(Stored entries)
####################

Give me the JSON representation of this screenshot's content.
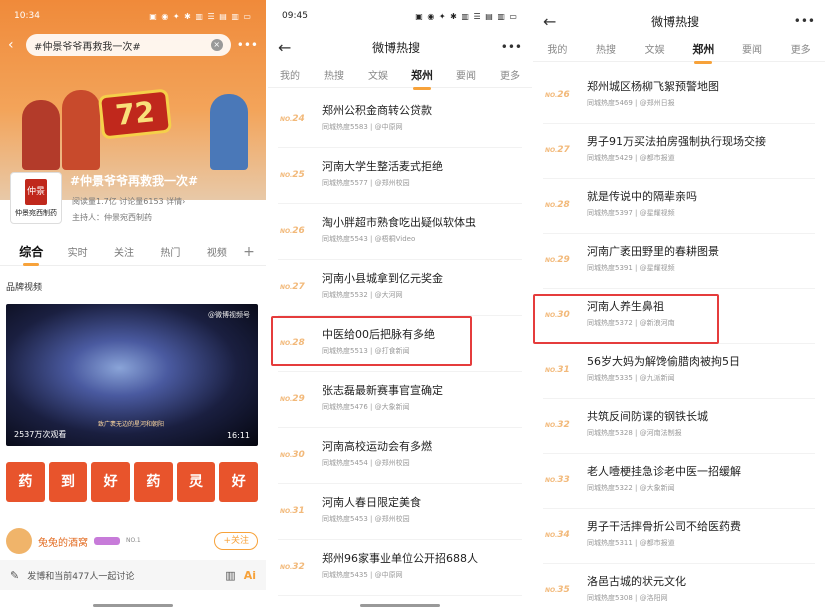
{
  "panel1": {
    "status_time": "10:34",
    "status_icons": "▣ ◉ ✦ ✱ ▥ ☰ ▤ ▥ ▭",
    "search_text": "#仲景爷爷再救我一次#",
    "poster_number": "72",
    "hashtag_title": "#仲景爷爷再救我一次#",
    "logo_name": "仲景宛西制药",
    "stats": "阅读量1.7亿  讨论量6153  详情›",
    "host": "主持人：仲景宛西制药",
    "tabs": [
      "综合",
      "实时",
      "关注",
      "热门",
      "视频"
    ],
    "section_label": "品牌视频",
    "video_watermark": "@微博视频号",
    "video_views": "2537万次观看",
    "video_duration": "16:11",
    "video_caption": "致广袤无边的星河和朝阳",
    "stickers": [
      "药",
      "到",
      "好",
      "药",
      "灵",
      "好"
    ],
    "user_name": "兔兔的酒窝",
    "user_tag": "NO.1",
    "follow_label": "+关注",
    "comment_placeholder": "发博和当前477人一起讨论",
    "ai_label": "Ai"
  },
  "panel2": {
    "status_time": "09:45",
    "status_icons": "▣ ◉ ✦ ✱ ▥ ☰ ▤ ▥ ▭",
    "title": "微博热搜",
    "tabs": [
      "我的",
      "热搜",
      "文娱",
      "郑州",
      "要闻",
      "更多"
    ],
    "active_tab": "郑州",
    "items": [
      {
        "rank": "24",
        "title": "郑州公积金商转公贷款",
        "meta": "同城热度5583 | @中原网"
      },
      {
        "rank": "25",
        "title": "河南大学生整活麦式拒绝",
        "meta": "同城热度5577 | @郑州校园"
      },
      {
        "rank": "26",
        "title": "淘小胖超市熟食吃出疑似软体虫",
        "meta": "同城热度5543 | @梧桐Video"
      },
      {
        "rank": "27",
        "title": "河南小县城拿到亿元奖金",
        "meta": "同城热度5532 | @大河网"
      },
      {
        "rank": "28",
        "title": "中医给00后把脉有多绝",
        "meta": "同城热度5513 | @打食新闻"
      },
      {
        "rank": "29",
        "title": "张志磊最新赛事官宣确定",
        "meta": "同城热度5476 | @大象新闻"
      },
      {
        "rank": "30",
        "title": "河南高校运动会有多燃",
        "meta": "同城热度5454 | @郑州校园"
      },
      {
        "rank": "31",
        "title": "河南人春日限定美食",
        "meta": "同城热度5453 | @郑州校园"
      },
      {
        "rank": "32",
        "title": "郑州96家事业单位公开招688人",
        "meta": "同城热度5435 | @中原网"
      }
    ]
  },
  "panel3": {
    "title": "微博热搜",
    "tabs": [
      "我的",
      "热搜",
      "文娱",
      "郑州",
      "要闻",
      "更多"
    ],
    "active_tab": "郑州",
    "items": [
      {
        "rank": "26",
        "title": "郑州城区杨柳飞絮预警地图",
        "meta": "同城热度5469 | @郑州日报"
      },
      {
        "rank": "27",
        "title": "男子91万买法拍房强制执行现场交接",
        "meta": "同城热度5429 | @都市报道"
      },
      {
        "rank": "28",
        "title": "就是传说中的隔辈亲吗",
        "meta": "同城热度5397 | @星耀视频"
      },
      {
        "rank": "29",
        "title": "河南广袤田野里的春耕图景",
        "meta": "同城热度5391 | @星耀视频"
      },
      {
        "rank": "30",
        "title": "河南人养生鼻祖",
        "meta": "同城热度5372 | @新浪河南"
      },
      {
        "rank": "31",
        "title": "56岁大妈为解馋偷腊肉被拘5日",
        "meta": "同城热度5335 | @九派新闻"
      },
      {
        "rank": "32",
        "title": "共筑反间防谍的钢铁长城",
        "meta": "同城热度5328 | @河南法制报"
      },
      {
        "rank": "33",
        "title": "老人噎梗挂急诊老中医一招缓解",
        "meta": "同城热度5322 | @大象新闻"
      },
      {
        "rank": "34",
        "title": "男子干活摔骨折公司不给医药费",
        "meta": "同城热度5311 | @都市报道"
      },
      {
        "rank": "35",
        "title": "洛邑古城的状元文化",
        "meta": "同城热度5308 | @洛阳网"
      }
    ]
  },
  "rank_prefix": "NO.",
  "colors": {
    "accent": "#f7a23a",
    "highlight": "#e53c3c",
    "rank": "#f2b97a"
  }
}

####################

## PROBLEM
Tally the lines of the records holding the word "仲景爷爷再救我一次", then give only the resulting number.

## COMPLETED TASK
2